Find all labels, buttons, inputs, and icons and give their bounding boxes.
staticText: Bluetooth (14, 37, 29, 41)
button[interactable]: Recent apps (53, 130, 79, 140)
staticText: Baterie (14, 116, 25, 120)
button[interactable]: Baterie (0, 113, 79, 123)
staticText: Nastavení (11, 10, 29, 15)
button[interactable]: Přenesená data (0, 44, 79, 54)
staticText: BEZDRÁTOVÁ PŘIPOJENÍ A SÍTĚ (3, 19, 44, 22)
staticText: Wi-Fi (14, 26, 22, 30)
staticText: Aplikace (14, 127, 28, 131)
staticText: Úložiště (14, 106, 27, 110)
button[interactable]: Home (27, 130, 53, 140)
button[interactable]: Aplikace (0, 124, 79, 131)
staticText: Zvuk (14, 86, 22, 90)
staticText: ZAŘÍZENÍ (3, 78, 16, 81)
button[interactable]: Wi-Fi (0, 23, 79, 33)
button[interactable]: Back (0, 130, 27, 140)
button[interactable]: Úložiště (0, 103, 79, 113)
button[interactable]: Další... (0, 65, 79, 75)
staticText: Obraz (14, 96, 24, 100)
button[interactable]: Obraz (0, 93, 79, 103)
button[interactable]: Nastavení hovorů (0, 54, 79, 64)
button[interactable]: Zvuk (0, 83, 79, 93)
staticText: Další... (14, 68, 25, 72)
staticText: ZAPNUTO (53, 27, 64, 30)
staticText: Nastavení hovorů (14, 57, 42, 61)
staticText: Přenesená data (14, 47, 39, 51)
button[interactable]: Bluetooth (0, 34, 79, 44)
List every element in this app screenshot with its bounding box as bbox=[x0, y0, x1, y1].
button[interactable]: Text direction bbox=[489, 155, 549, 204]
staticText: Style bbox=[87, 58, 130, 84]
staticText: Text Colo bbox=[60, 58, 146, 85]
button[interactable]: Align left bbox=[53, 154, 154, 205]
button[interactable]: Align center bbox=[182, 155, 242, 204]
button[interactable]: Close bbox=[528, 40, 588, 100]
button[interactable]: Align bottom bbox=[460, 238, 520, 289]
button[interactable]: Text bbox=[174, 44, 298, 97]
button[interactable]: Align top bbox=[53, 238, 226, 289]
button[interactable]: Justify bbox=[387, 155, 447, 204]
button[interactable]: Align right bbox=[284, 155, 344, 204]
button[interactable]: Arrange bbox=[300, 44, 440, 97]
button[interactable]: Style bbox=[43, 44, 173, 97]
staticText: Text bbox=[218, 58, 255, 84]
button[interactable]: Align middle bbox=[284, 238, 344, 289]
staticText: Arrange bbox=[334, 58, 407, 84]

------------------------------------------------

Convert the material, from its first line through the line containing "button[interactable]: Close bbox=[528, 40, 588, 100]", with both ends included, into a Markdown table with the columns Row and Entry. Put each line's number under Row and the line under Entry, and leave out blank lines.

The output:
| Row | Entry |
|---|---|
| 1 | Find all labels, buttons, inputs, and icons and give their bounding boxes. |
| 2 | staticText: Bluetooth (14, 37, 29, 41) |
| 3 | button[interactable]: Recent apps (53, 130, 79, 140) |
| 4 | staticText: Baterie (14, 116, 25, 120) |
| 5 | button[interactable]: Baterie (0, 113, 79, 123) |
| 6 | staticText: Nastavení (11, 10, 29, 15) |
| 7 | button[interactable]: Přenesená data (0, 44, 79, 54) |
| 8 | staticText: BEZDRÁTOVÁ PŘIPOJENÍ A SÍTĚ (3, 19, 44, 22) |
| 9 | staticText: Wi-Fi (14, 26, 22, 30) |
| 10 | staticText: Aplikace (14, 127, 28, 131) |
| 11 | staticText: Úložiště (14, 106, 27, 110) |
| 12 | button[interactable]: Home (27, 130, 53, 140) |
| 13 | button[interactable]: Aplikace (0, 124, 79, 131) |
| 14 | staticText: Zvuk (14, 86, 22, 90) |
| 15 | staticText: ZAŘÍZENÍ (3, 78, 16, 81) |
| 16 | button[interactable]: Wi-Fi (0, 23, 79, 33) |
| 17 | button[interactable]: Back (0, 130, 27, 140) |
| 18 | button[interactable]: Úložiště (0, 103, 79, 113) |
| 19 | button[interactable]: Další... (0, 65, 79, 75) |
| 20 | staticText: Obraz (14, 96, 24, 100) |
| 21 | button[interactable]: Obraz (0, 93, 79, 103) |
| 22 | button[interactable]: Nastavení hovorů (0, 54, 79, 64) |
| 23 | button[interactable]: Zvuk (0, 83, 79, 93) |
| 24 | staticText: Další... (14, 68, 25, 72) |
| 25 | staticText: ZAPNUTO (53, 27, 64, 30) |
| 26 | staticText: Nastavení hovorů (14, 57, 42, 61) |
| 27 | staticText: Přenesená data (14, 47, 39, 51) |
| 28 | button[interactable]: Bluetooth (0, 34, 79, 44) |
| 29 | List every element in this app screenshot with its bounding box as bbox=[x0, y0, x1, y1]. |
| 30 | button[interactable]: Text direction bbox=[489, 155, 549, 204] |
| 31 | staticText: Style bbox=[87, 58, 130, 84] |
| 32 | staticText: Text Colo bbox=[60, 58, 146, 85] |
| 33 | button[interactable]: Align left bbox=[53, 154, 154, 205] |
| 34 | button[interactable]: Align center bbox=[182, 155, 242, 204] |
| 35 | button[interactable]: Close bbox=[528, 40, 588, 100] |